Stored data:
┏━━
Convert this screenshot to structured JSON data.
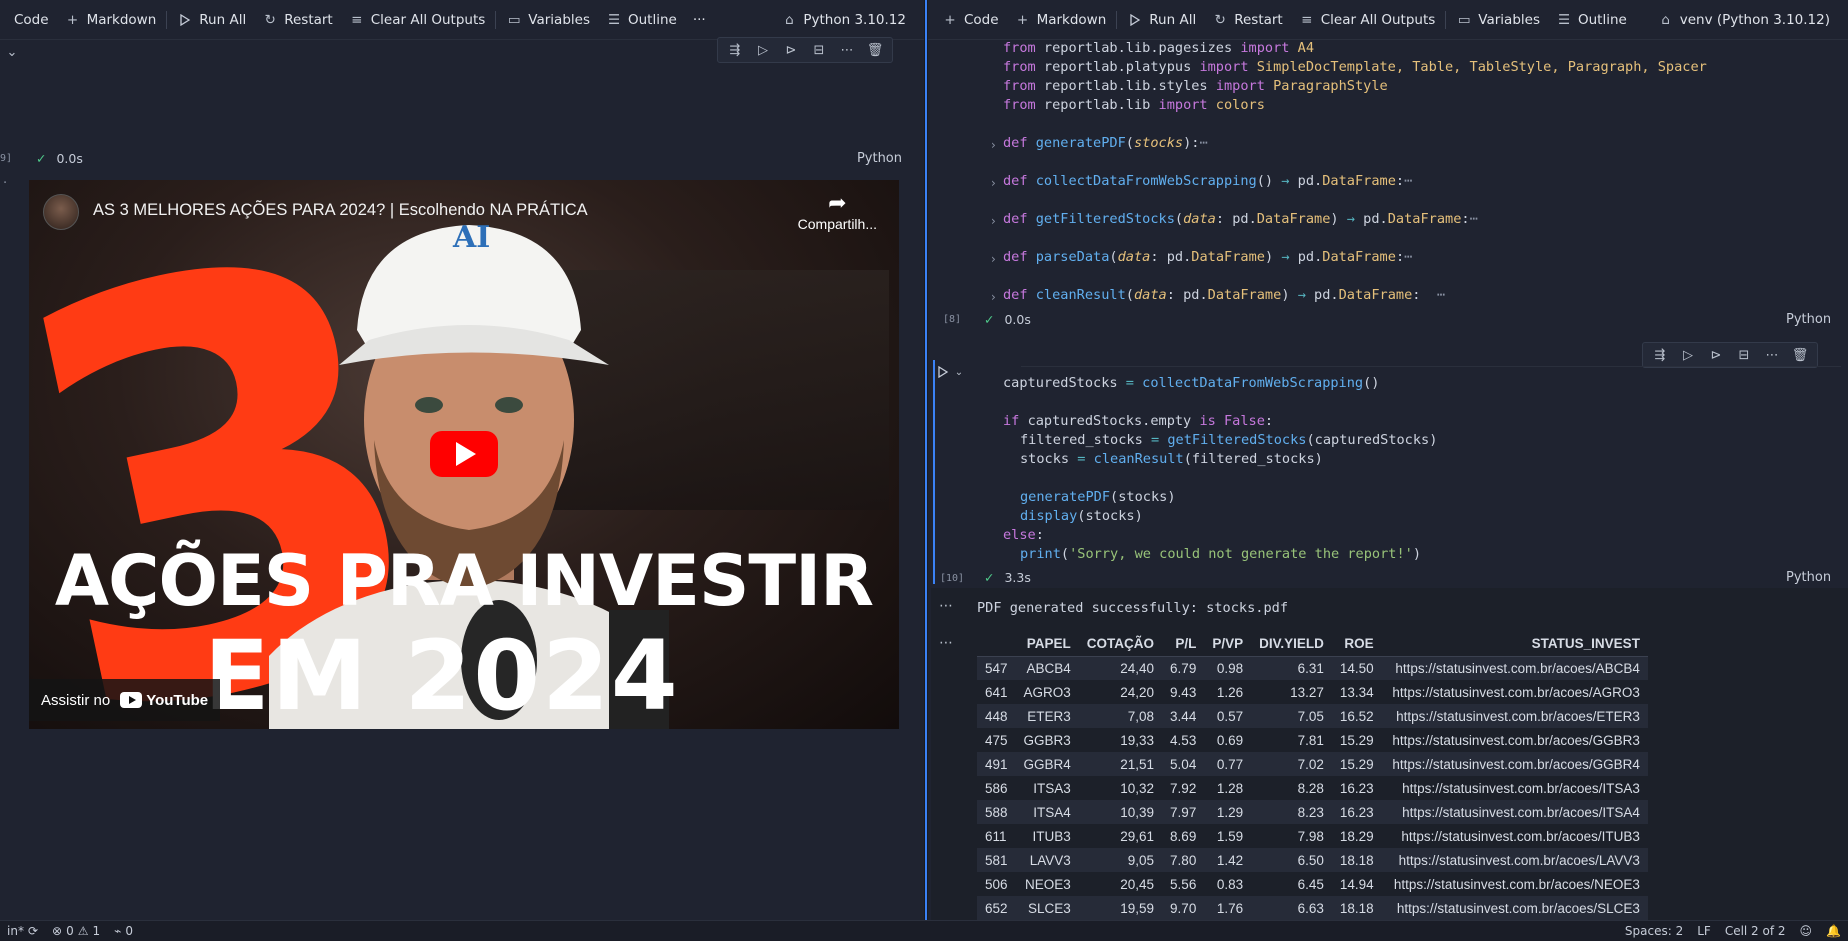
{
  "left_toolbar": {
    "code": "Code",
    "markdown": "Markdown",
    "run_all": "Run All",
    "restart": "Restart",
    "clear_outputs": "Clear All Outputs",
    "variables": "Variables",
    "outline": "Outline",
    "more": "···",
    "kernel": "Python 3.10.12"
  },
  "right_toolbar": {
    "code": "Code",
    "markdown": "Markdown",
    "run_all": "Run All",
    "restart": "Restart",
    "clear_outputs": "Clear All Outputs",
    "variables": "Variables",
    "outline": "Outline",
    "kernel": "venv (Python 3.10.12)"
  },
  "left_cell": {
    "exec_count": "9]",
    "duration": "0.0s",
    "language": "Python",
    "output_marker": "·"
  },
  "video": {
    "title": "AS 3 MELHORES AÇÕES PARA 2024? | Escolhendo NA PRÁTICA",
    "share": "Compartilh...",
    "big_number": "3",
    "headline_line1": "AÇÕES PRA INVESTIR",
    "headline_line2": "EM 2024",
    "watch_on": "Assistir no",
    "youtube": "YouTube",
    "cap_text": "AI"
  },
  "right_cell1": {
    "imports": [
      [
        "from",
        "reportlab.lib.pagesizes",
        "import",
        "A4"
      ],
      [
        "from",
        "reportlab.platypus",
        "import",
        "SimpleDocTemplate, Table, TableStyle, Paragraph, Spacer"
      ],
      [
        "from",
        "reportlab.lib.styles",
        "import",
        "ParagraphStyle"
      ],
      [
        "from",
        "reportlab.lib",
        "import",
        "colors"
      ]
    ],
    "exec_count": "[8]",
    "duration": "0.0s",
    "language": "Python"
  },
  "right_cell2": {
    "line1_var": "capturedStocks",
    "line1_fn": "collectDataFromWebScrapping",
    "line2_var": "capturedStocks.empty",
    "line2_kw": "is",
    "line2_val": "False",
    "line3_var": "filtered_stocks",
    "line3_fn": "getFilteredStocks",
    "line3_arg": "capturedStocks",
    "line4_var": "stocks",
    "line4_fn": "cleanResult",
    "line4_arg": "filtered_stocks",
    "line5_fn": "generatePDF",
    "line5_arg": "stocks",
    "line6_fn": "display",
    "line6_arg": "stocks",
    "line7_kw": "else",
    "line8_fn": "print",
    "line8_str": "'Sorry, we could not generate the report!'",
    "exec_count": "[10]",
    "duration": "3.3s",
    "language": "Python"
  },
  "output": {
    "message": "PDF generated successfully: stocks.pdf",
    "columns": [
      "",
      "PAPEL",
      "COTAÇÃO",
      "P/L",
      "P/VP",
      "DIV.YIELD",
      "ROE",
      "STATUS_INVEST"
    ],
    "rows": [
      [
        "547",
        "ABCB4",
        "24,40",
        "6.79",
        "0.98",
        "6.31",
        "14.50",
        "https://statusinvest.com.br/acoes/ABCB4"
      ],
      [
        "641",
        "AGRO3",
        "24,20",
        "9.43",
        "1.26",
        "13.27",
        "13.34",
        "https://statusinvest.com.br/acoes/AGRO3"
      ],
      [
        "448",
        "ETER3",
        "7,08",
        "3.44",
        "0.57",
        "7.05",
        "16.52",
        "https://statusinvest.com.br/acoes/ETER3"
      ],
      [
        "475",
        "GGBR3",
        "19,33",
        "4.53",
        "0.69",
        "7.81",
        "15.29",
        "https://statusinvest.com.br/acoes/GGBR3"
      ],
      [
        "491",
        "GGBR4",
        "21,51",
        "5.04",
        "0.77",
        "7.02",
        "15.29",
        "https://statusinvest.com.br/acoes/GGBR4"
      ],
      [
        "586",
        "ITSA3",
        "10,32",
        "7.92",
        "1.28",
        "8.28",
        "16.23",
        "https://statusinvest.com.br/acoes/ITSA3"
      ],
      [
        "588",
        "ITSA4",
        "10,39",
        "7.97",
        "1.29",
        "8.23",
        "16.23",
        "https://statusinvest.com.br/acoes/ITSA4"
      ],
      [
        "611",
        "ITUB3",
        "29,61",
        "8.69",
        "1.59",
        "7.98",
        "18.29",
        "https://statusinvest.com.br/acoes/ITUB3"
      ],
      [
        "581",
        "LAVV3",
        "9,05",
        "7.80",
        "1.42",
        "6.50",
        "18.18",
        "https://statusinvest.com.br/acoes/LAVV3"
      ],
      [
        "506",
        "NEOE3",
        "20,45",
        "5.56",
        "0.83",
        "6.45",
        "14.94",
        "https://statusinvest.com.br/acoes/NEOE3"
      ],
      [
        "652",
        "SLCE3",
        "19,59",
        "9.70",
        "1.76",
        "6.63",
        "18.18",
        "https://statusinvest.com.br/acoes/SLCE3"
      ]
    ]
  },
  "statusbar": {
    "left_text": "in*",
    "errors": "0",
    "warnings": "1",
    "ports": "0",
    "spaces": "Spaces: 2",
    "eol": "LF",
    "cell_pos": "Cell 2 of 2"
  },
  "colors": {
    "accent": "#3b82f6",
    "success": "#4ec98a",
    "youtube_red": "#ff0000",
    "thumbnail_orange": "#ff3b14"
  }
}
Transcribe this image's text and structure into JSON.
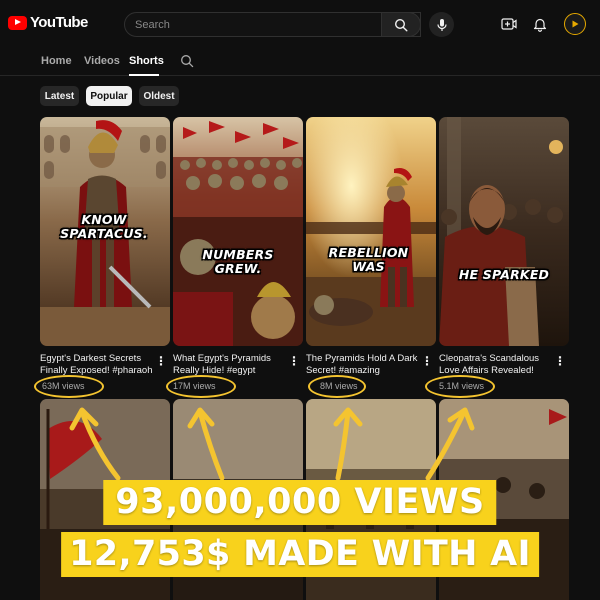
{
  "app": {
    "logo_text": "YouTube",
    "brand_color": "#ff0000"
  },
  "search": {
    "placeholder": "Search"
  },
  "header_icons": [
    "search-icon",
    "mic-icon",
    "create-icon",
    "bell-icon",
    "avatar"
  ],
  "tabs": [
    {
      "label": "Home",
      "active": false
    },
    {
      "label": "Videos",
      "active": false
    },
    {
      "label": "Shorts",
      "active": true
    }
  ],
  "chips": [
    {
      "label": "Latest",
      "active": false
    },
    {
      "label": "Popular",
      "active": true
    },
    {
      "label": "Oldest",
      "active": false
    }
  ],
  "shorts": [
    {
      "caption": "KNOW SPARTACUS.",
      "title": "Egypt's Darkest Secrets Finally Exposed! #pharaoh",
      "views": "63M views"
    },
    {
      "caption": "NUMBERS GREW.",
      "title": "What Egypt's Pyramids Really Hide! #egypt",
      "views": "17M views"
    },
    {
      "caption": "REBELLION WAS",
      "title": "The Pyramids Hold A Dark Secret! #amazing",
      "views": "8M views"
    },
    {
      "caption": "HE SPARKED",
      "title": "Cleopatra's Scandalous Love Affairs Revealed!",
      "views": "5.1M views"
    }
  ],
  "overlay": {
    "line1": "93,000,000 VIEWS",
    "line2": "12,753$ MADE WITH AI",
    "highlight_color": "#f8d21c",
    "annotation_color": "#f4c430"
  }
}
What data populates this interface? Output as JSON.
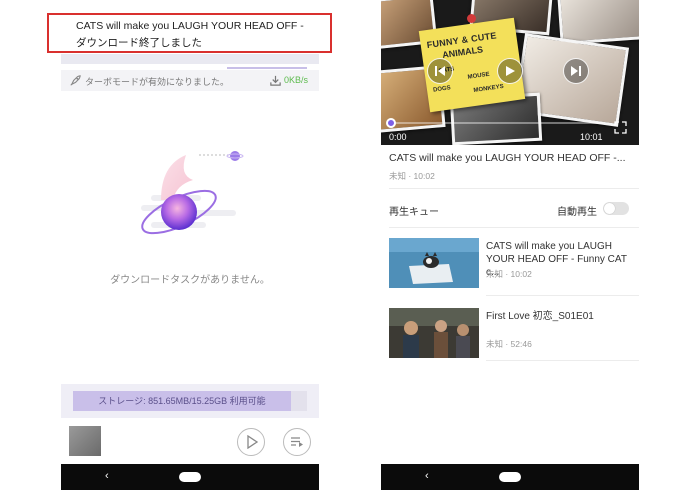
{
  "left": {
    "notification": {
      "title": "CATS will make you LAUGH YOUR HEAD OFF - Fun",
      "body": "ダウンロード終了しました"
    },
    "turbo": {
      "text": "ターボモードが有効になりました。",
      "speed": "0KB/s"
    },
    "empty_message": "ダウンロードタスクがありません。",
    "storage_text": "ストレージ: 851.65MB/15.25GB 利用可能",
    "nav": {
      "back": "‹"
    }
  },
  "right": {
    "video": {
      "sticky_title_1": "FUNNY & CUTE",
      "sticky_title_2": "ANIMALS",
      "sticky_words": [
        "CATS",
        "MOUSE",
        "DOGS",
        "MONKEYS"
      ],
      "current_time": "0:00",
      "duration": "10:01"
    },
    "now_playing": {
      "title": "CATS will make you LAUGH YOUR HEAD OFF -...",
      "meta": "未知 · 10:02"
    },
    "queue_label": "再生キュー",
    "autoplay_label": "自動再生",
    "queue": [
      {
        "title": "CATS will make you LAUGH YOUR HEAD OFF - Funny CAT c...",
        "meta": "未知 · 10:02"
      },
      {
        "title": "First Love 初恋_S01E01",
        "meta": "未知 · 52:46"
      }
    ],
    "nav": {
      "back": "‹"
    }
  },
  "colors": {
    "accent": "#7d5fe6",
    "storage_fill": "#c9bfe9",
    "highlight_box": "#d9302e",
    "speed_green": "#5dbb4e"
  }
}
┗━━
Copy out every line from the material above in which the word "Love" appears.

RESULT:
      "title": "Cleopatra's Scandalous Love Affairs Revealed!",
        "title": "First Love 初恋_S01E01",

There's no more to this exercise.